# [EXERCISE]
Wherever the string "inwestycji" occurs in a line of these records, report that line.

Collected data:

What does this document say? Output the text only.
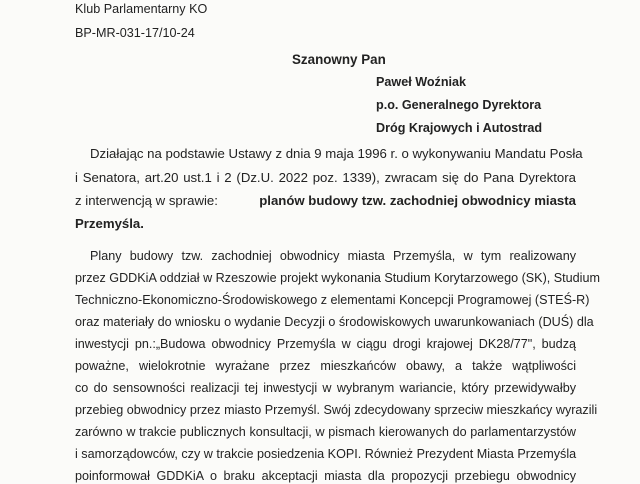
Klub Parlamentarny KO
BP-MR-031-17/10-24
Szanowny Pan
Paweł Woźniak
p.o. Generalnego Dyrektora
Dróg Krajowych i Autostrad
Działając na podstawie Ustawy z dnia 9 maja 1996 r. o wykonywaniu Mandatu Posła
i Senatora, art.20 ust.1 i 2 (Dz.U. 2022 poz. 1339), zwracam się do Pana Dyrektora
z interwencją w sprawie:	planów budowy tzw. zachodniej obwodnicy miasta
Przemyśla.
Plany budowy tzw. zachodniej obwodnicy miasta Przemyśla, w tym realizowany
przez GDDKiA oddział w Rzeszowie projekt wykonania Studium Korytarzowego (SK), Studium
Techniczno-Ekonomiczno-Środowiskowego z elementami Koncepcji Programowej (STEŚ-R)
oraz materiały do wniosku o wydanie Decyzji o środowiskowych uwarunkowaniach (DUŚ) dla
inwestycji pn.:„Budowa obwodnicy Przemyśla w ciągu drogi krajowej DK28/77", budzą
poważne, wielokrotnie wyrażane przez mieszkańców obawy, a także wątpliwości
co do sensowności realizacji tej inwestycji w wybranym wariancie, który przewidywałby
przebieg obwodnicy przez miasto Przemyśl. Swój zdecydowany sprzeciw mieszkańcy wyrazili
zarówno w trakcie publicznych konsultacji, w pismach kierowanych do parlamentarzystów
i samorządowców, czy w trakcie posiedzenia KOPI. Również Prezydent Miasta Przemyśla
poinformował GDDKiA o braku akceptacji miasta dla propozycji przebiegu obwodnicy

# [PROBLEM SOLUTION]
inwestycji pn.:„Budowa obwodnicy Przemyśla w ciągu drogi krajowej DK28/77", budzą
co do sensowności realizacji tej inwestycji w wybranym wariancie, który przewidywałby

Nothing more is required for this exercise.